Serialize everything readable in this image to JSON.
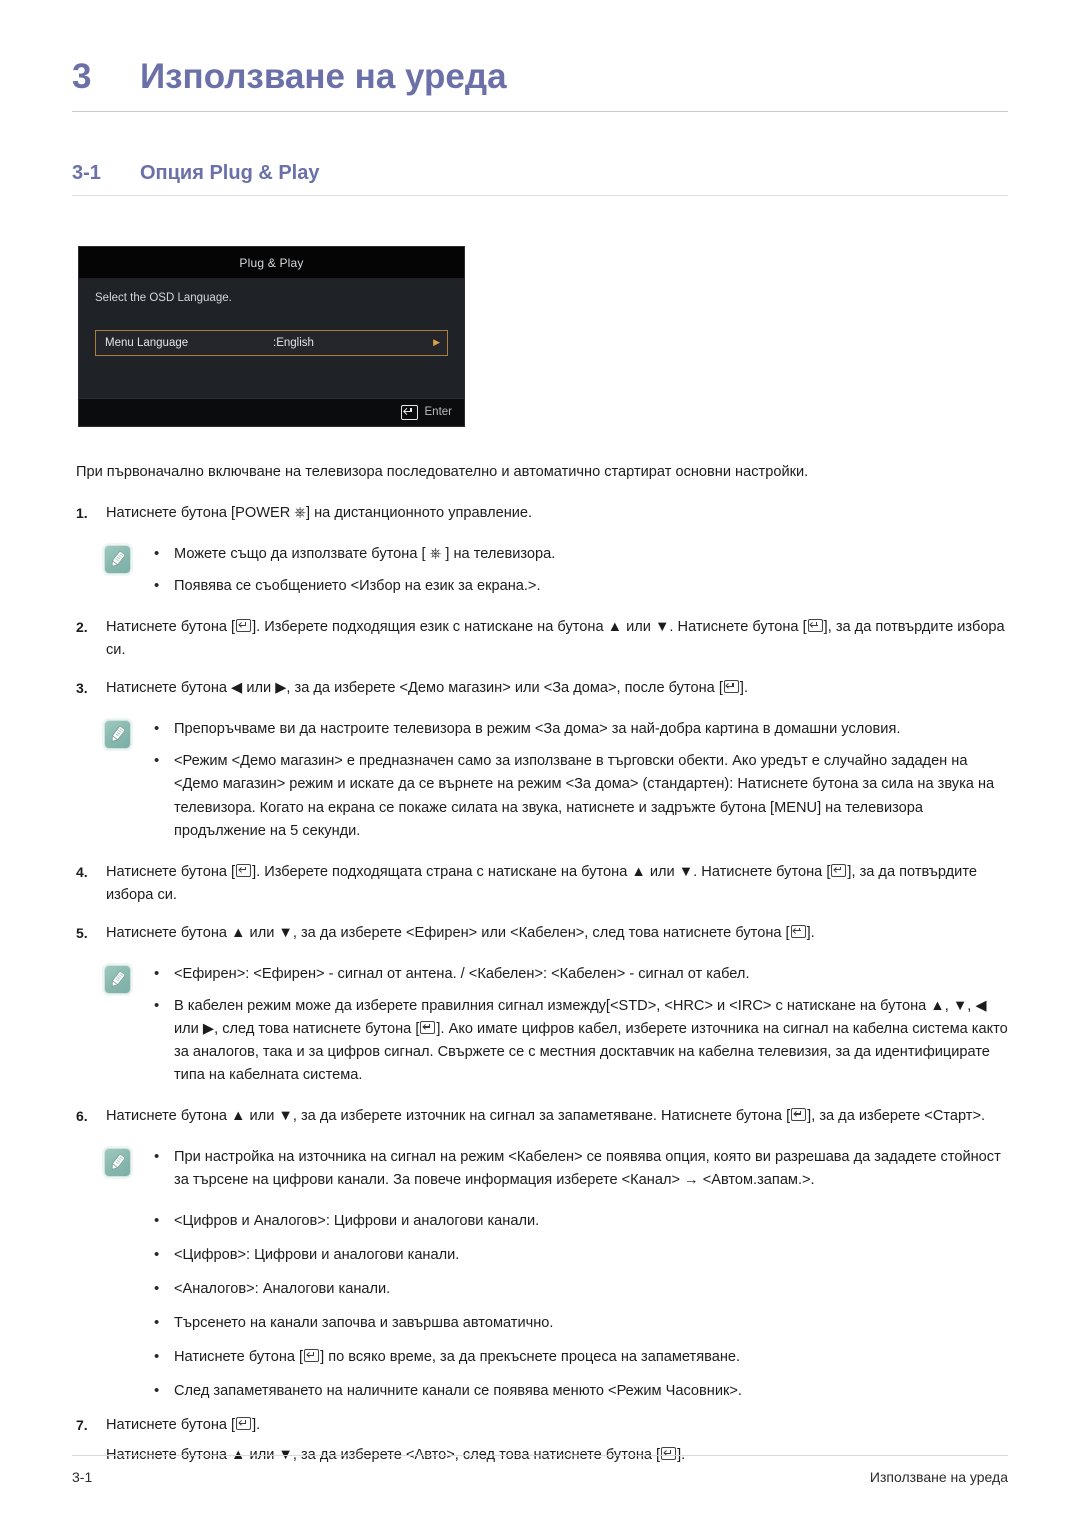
{
  "chapter": {
    "number": "3",
    "title": "Използване на уреда"
  },
  "section": {
    "number": "3-1",
    "title": "Опция Plug & Play"
  },
  "osd": {
    "title": "Plug & Play",
    "prompt": "Select the OSD Language.",
    "row_label": "Menu Language",
    "row_value": ":English",
    "enter_label": "Enter",
    "highlight_color": "#a8803c"
  },
  "intro": "При първоначално включване на телевизора последователно и автоматично стартират основни настройки.",
  "steps": [
    {
      "num": "1.",
      "text_before_icon": "Натиснете бутона [POWER ",
      "icon": "power-icon",
      "text_after_icon": "] на дистанционното управление."
    },
    {
      "num": "2.",
      "part1": "Натиснете бутона [",
      "part2": "]. Изберете подходящия език с натискане на бутона ▲ или ▼. Натиснете бутона [",
      "part3": "], за да потвърдите избора си."
    },
    {
      "num": "3.",
      "part1": "Натиснете бутона ◀ или ▶, за да изберете <Демо магазин> или <За дома>, после бутона [",
      "part2": "]."
    },
    {
      "num": "4.",
      "part1": "Натиснете бутона [",
      "part2": "]. Изберете подходящата страна с натискане на бутона ▲ или ▼. Натиснете бутона [",
      "part3": "], за да потвърдите избора си."
    },
    {
      "num": "5.",
      "part1": "Натиснете бутона ▲ или ▼, за да изберете <Ефирен> или <Кабелен>, след това натиснете бутона [",
      "part2": "]."
    },
    {
      "num": "6.",
      "part1": "Натиснете бутона ▲ или ▼, за да изберете източник на сигнал за запаметяване. Натиснете бутона [",
      "part2": "], за да изберете <Старт>."
    },
    {
      "num": "7.",
      "part1": "Натиснете бутона [",
      "part2": "].",
      "extra1": "Натиснете бутона ▲ или ▼, за да изберете <Авто>, след това натиснете бутона [",
      "extra2": "]."
    }
  ],
  "note1": {
    "icon": "pencil-note-icon",
    "items": [
      {
        "part1": "Можете също да използвате бутона [ ",
        "icon": "power-icon",
        "part2": " ] на телевизора."
      },
      {
        "text": "Появява се съобщението <Избор на език за екрана.>."
      }
    ]
  },
  "note2": {
    "icon": "pencil-note-icon",
    "items": [
      {
        "text": "Препоръчваме ви да настроите телевизора в режим <За дома> за най-добра картина в домашни условия."
      },
      {
        "text": "<Режим <Демо магазин> е предназначен само за използване в търговски обекти. Ако уредът е случайно зададен на <Демо магазин> режим и искате да се върнете на режим <За дома> (стандартен): Натиснете бутона за сила на звука на телевизора. Когато на екрана се покаже силата на звука, натиснете и задръжте бутона [MENU] на телевизора продължение на 5 секунди."
      }
    ]
  },
  "note3": {
    "icon": "pencil-note-icon",
    "items": [
      {
        "text": "<Ефирен>: <Ефирен> - сигнал от антена. / <Кабелен>: <Кабелен> - сигнал от кабел."
      },
      {
        "part1": "В кабелен режим може да изберете правилния сигнал измежду[<STD>, <HRC> и <IRC> с натискане на бутона ▲, ▼, ◀ или ▶, след това натиснете бутона [",
        "part2": "]. Ако имате цифров кабел, изберете източника на сигнал на кабелна система както за аналогов, така и за цифров сигнал. Свържете се с местния досктавчик на кабелна телевизия, за да идентифицирате типа на кабелната система."
      }
    ]
  },
  "note4": {
    "icon": "pencil-note-icon",
    "items": [
      {
        "text": "При настройка на източника на сигнал на режим <Кабелен> се появява опция, която ви разрешава да зададете стойност за търсене на цифрови канали. За повече информация изберете <Канал> → <Автом.запам.>."
      }
    ]
  },
  "sub_bullets": [
    {
      "text": "<Цифров и Аналогов>: Цифрови и аналогови канали."
    },
    {
      "text": "<Цифров>: Цифрови и аналогови канали."
    },
    {
      "text": "<Аналогов>: Аналогови канали."
    },
    {
      "text": "Търсенето на канали започва и завършва автоматично."
    },
    {
      "part1": "Натиснете бутона [",
      "part2": "] по всяко време, за да прекъснете процеса на запаметяване."
    },
    {
      "text": "След запаметяването на наличните канали се появява менюто <Режим Часовник>."
    }
  ],
  "footer": {
    "left": "3-1",
    "right": "Използване на уреда"
  },
  "colors": {
    "heading": "#6b70a8",
    "body_text": "#1c1c1c",
    "note_badge": "#87b7ae",
    "osd_highlight": "#a8803c"
  }
}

__Written task__: Write out the records above exactly as they appear, leaving out any pictures.

__Final answer__:
Serialize everything readable in this image to JSON.
{
  "chapter": {
    "number": "3",
    "title": "Използване на уреда"
  },
  "section": {
    "number": "3-1",
    "title": "Опция Plug & Play"
  },
  "osd": {
    "title": "Plug & Play",
    "prompt": "Select the OSD Language.",
    "row_label": "Menu Language",
    "row_value": ":English",
    "enter_label": "Enter",
    "highlight_color": "#a8803c"
  },
  "intro": "При първоначално включване на телевизора последователно и автоматично стартират основни настройки.",
  "steps": [
    {
      "num": "1.",
      "text_before_icon": "Натиснете бутона [POWER ",
      "icon": "power-icon",
      "text_after_icon": "] на дистанционното управление."
    },
    {
      "num": "2.",
      "part1": "Натиснете бутона [",
      "part2": "]. Изберете подходящия език с натискане на бутона ▲ или ▼. Натиснете бутона [",
      "part3": "], за да потвърдите избора си."
    },
    {
      "num": "3.",
      "part1": "Натиснете бутона ◀ или ▶, за да изберете <Демо магазин> или <За дома>, после бутона [",
      "part2": "]."
    },
    {
      "num": "4.",
      "part1": "Натиснете бутона [",
      "part2": "]. Изберете подходящата страна с натискане на бутона ▲ или ▼. Натиснете бутона [",
      "part3": "], за да потвърдите избора си."
    },
    {
      "num": "5.",
      "part1": "Натиснете бутона ▲ или ▼, за да изберете <Ефирен> или <Кабелен>, след това натиснете бутона [",
      "part2": "]."
    },
    {
      "num": "6.",
      "part1": "Натиснете бутона ▲ или ▼, за да изберете източник на сигнал за запаметяване. Натиснете бутона [",
      "part2": "], за да изберете <Старт>."
    },
    {
      "num": "7.",
      "part1": "Натиснете бутона [",
      "part2": "].",
      "extra1": "Натиснете бутона ▲ или ▼, за да изберете <Авто>, след това натиснете бутона [",
      "extra2": "]."
    }
  ],
  "note1": {
    "icon": "pencil-note-icon",
    "items": [
      {
        "part1": "Можете също да използвате бутона [ ",
        "icon": "power-icon",
        "part2": " ] на телевизора."
      },
      {
        "text": "Появява се съобщението <Избор на език за екрана.>."
      }
    ]
  },
  "note2": {
    "icon": "pencil-note-icon",
    "items": [
      {
        "text": "Препоръчваме ви да настроите телевизора в режим <За дома> за най-добра картина в домашни условия."
      },
      {
        "text": "<Режим <Демо магазин> е предназначен само за използване в търговски обекти. Ако уредът е случайно зададен на <Демо магазин> режим и искате да се върнете на режим <За дома> (стандартен): Натиснете бутона за сила на звука на телевизора. Когато на екрана се покаже силата на звука, натиснете и задръжте бутона [MENU] на телевизора продължение на 5 секунди."
      }
    ]
  },
  "note3": {
    "icon": "pencil-note-icon",
    "items": [
      {
        "text": "<Ефирен>: <Ефирен> - сигнал от антена. / <Кабелен>: <Кабелен> - сигнал от кабел."
      },
      {
        "part1": "В кабелен режим може да изберете правилния сигнал измежду[<STD>, <HRC> и <IRC> с натискане на бутона ▲, ▼, ◀ или ▶, след това натиснете бутона [",
        "part2": "]. Ако имате цифров кабел, изберете източника на сигнал на кабелна система както за аналогов, така и за цифров сигнал. Свържете се с местния досктавчик на кабелна телевизия, за да идентифицирате типа на кабелната система."
      }
    ]
  },
  "note4": {
    "icon": "pencil-note-icon",
    "items": [
      {
        "text": "При настройка на източника на сигнал на режим <Кабелен> се появява опция, която ви разрешава да зададете стойност за търсене на цифрови канали. За повече информация изберете <Канал> → <Автом.запам.>."
      }
    ]
  },
  "sub_bullets": [
    {
      "text": "<Цифров и Аналогов>: Цифрови и аналогови канали."
    },
    {
      "text": "<Цифров>: Цифрови и аналогови канали."
    },
    {
      "text": "<Аналогов>: Аналогови канали."
    },
    {
      "text": "Търсенето на канали започва и завършва автоматично."
    },
    {
      "part1": "Натиснете бутона [",
      "part2": "] по всяко време, за да прекъснете процеса на запаметяване."
    },
    {
      "text": "След запаметяването на наличните канали се появява менюто <Режим Часовник>."
    }
  ],
  "footer": {
    "left": "3-1",
    "right": "Използване на уреда"
  },
  "colors": {
    "heading": "#6b70a8",
    "body_text": "#1c1c1c",
    "note_badge": "#87b7ae",
    "osd_highlight": "#a8803c"
  }
}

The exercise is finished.